DOCUMENT EXTRACT:
>>>>>

The City Gate to Valletta is currently flanked by large posters advertising the diverse performances and events that the Malta International Arts Festival 2025 has to offer. Among these is a cartoon image of a winged, muscled devil in almost balletic pose, back turned to dark clouds and a fiery sunrise. Based on Vladimir Tytla’s animation of the penultimate sequence from Disney’s Fantasia (1940), the illustration is promoting the Malta Philharmonic Orchestra (MPO) concert (Saturday 21st June, Teatru Manoel), titled ‘Between Heaven and Hell’, that forms part of the Festival. The programmatic title has an air of theological profundity, yet the promise of Musorgsky’s Night on Bald Mountain in the posthumous version by Rimsky-Korsakov made famous by the Disney movie suggests more of a commercial orientation. In the end, the concert was an odd mixture of these two tendencies.
Firstly, a summary of the whole programme: Arvo Pärt’s Cantus in Memoriam Benjamin Britten for string orchestra and tubular bell; Ruben Zahra’s Land of the Dead for solo violin and orchestra, performed by Daniel Auner; following an interval, soloist Auner returned in Saint-Saëns’s Introduction and Rondo Capriccioso; then Liszt’s Mephisto Waltz No. 1; and finally, Musorgsky/Rimsky-Korsakov’s Night on Bald Mountain.

I described the concert title as ‘programmatic’: as far as orchestral concert music goes, ‘programme music’ is a term used to refer to any music (but particularly orchestral) that tells a story, that is, music with a narrative ‘programme’, typically in the form of a literary text distributed to audiences ahead of time (think of Berlioz’s Symphonie fantastique, in some ways the progenitor of narrative musical works about the witches’ sabbath). The final two works in this concert – Mephisto Waltz No. 1 and Night on Bald Mountain – are both tone poems that tell a devilish tale. Going by the title alone (and the audience could only go by the title and the meagre, somewhat technical description of the work in the festival booklet), Zahra’s Land of the Dead (2025) might fall into the same broad genre. Was this the premiere performance of Zahra’s concerto? It seems likely, all things considered, but ultimately the audience was kept in the dark.

<<<<<

SHORT EXERCISE 1: In the concert review, who was the solo violinist in Ruben Zahra's Land of the Dead?

SUPPLIED MATERIAL:
>>>>>

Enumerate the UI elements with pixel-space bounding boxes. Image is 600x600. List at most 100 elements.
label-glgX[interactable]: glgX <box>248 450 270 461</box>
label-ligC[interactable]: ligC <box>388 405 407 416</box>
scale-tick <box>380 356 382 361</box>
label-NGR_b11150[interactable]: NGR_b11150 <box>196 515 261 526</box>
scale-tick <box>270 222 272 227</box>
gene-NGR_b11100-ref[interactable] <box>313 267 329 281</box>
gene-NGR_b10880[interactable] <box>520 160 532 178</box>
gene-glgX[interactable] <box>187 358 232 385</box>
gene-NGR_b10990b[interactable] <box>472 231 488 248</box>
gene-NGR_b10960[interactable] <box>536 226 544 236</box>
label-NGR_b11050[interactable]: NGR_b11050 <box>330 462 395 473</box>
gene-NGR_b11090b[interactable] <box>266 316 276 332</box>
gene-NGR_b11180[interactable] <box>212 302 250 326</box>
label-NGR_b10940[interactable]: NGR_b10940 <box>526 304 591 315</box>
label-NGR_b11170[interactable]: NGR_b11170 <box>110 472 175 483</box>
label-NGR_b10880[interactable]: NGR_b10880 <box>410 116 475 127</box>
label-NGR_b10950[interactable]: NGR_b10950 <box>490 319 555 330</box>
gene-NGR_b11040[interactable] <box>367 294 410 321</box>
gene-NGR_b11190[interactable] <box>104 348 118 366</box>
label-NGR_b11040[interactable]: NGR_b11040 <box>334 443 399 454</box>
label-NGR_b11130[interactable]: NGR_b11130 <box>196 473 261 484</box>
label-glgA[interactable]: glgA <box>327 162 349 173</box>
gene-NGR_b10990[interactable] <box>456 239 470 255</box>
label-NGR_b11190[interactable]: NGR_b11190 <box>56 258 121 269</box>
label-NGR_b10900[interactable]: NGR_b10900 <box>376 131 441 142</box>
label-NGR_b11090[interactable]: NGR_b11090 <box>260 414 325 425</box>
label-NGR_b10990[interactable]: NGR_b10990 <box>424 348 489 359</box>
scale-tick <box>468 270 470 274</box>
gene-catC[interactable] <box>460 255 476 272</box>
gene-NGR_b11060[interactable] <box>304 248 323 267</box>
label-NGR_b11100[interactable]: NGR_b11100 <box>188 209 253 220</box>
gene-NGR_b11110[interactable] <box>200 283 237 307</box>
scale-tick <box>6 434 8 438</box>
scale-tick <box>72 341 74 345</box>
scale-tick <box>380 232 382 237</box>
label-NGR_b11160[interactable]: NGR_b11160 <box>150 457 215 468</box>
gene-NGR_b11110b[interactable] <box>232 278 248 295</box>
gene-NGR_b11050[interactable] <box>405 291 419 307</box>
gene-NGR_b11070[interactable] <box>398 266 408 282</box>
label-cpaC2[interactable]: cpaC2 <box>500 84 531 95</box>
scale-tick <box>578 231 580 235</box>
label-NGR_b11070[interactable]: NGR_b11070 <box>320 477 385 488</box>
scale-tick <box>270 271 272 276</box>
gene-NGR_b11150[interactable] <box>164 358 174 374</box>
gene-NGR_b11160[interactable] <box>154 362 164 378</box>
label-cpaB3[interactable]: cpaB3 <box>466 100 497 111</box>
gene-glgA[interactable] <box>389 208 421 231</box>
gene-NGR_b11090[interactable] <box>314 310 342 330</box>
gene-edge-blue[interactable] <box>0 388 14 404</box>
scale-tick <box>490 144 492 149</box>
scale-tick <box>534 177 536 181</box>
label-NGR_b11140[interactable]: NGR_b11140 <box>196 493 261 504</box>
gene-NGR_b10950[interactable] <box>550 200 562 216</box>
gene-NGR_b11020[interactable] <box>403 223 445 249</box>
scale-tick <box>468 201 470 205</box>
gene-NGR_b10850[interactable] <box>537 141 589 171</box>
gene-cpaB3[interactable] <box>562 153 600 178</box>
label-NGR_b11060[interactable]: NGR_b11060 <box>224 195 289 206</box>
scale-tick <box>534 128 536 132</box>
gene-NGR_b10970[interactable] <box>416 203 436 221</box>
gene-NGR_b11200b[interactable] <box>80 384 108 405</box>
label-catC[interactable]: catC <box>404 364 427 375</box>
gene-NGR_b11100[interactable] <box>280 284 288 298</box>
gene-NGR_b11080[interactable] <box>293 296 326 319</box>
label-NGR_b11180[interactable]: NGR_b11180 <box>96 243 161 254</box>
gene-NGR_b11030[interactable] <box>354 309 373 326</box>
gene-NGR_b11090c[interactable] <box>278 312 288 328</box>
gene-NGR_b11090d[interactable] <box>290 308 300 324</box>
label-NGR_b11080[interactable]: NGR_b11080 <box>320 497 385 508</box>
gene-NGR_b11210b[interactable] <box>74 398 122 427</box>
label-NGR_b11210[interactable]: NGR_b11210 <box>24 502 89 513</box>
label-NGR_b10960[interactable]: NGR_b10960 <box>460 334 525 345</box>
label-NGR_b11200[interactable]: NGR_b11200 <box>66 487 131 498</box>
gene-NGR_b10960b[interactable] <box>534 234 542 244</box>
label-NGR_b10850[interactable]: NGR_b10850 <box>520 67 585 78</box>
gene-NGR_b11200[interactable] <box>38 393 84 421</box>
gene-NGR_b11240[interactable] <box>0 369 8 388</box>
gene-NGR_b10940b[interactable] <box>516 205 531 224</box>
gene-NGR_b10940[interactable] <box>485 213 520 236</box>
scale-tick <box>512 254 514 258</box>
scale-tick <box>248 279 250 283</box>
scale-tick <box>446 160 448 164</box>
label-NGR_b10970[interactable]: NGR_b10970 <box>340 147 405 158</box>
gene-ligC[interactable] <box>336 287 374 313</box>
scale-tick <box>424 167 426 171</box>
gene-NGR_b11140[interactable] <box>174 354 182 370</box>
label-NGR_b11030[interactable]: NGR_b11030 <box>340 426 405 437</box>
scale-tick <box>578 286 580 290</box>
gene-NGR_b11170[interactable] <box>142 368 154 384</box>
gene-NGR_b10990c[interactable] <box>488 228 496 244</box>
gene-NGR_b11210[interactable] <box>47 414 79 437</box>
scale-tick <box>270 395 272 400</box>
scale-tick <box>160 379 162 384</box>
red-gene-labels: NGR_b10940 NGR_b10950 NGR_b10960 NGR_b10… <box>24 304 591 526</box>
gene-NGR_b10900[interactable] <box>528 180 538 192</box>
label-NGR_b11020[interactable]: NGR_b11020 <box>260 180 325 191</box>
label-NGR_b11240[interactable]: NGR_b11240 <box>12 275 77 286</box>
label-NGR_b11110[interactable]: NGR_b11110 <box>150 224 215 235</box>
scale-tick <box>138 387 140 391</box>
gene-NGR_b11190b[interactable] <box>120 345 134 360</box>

<<<<<

SHORT EXERCISE 2: Retype the rows above verbatim, starting with the first row and continuing up to and including the line that contains "gene-glgX[interactable] <box>187 358".

FULL SOLUTION 1: Daniel Auner

FULL SOLUTION 2:
Enumerate the UI elements with pixel-space bounding boxes. Image is 600x600. List at most 100 elements.
label-glgX[interactable]: glgX <box>248 450 270 461</box>
label-ligC[interactable]: ligC <box>388 405 407 416</box>
scale-tick <box>380 356 382 361</box>
label-NGR_b11150[interactable]: NGR_b11150 <box>196 515 261 526</box>
scale-tick <box>270 222 272 227</box>
gene-NGR_b11100-ref[interactable] <box>313 267 329 281</box>
gene-NGR_b10880[interactable] <box>520 160 532 178</box>
gene-glgX[interactable] <box>187 358 232 385</box>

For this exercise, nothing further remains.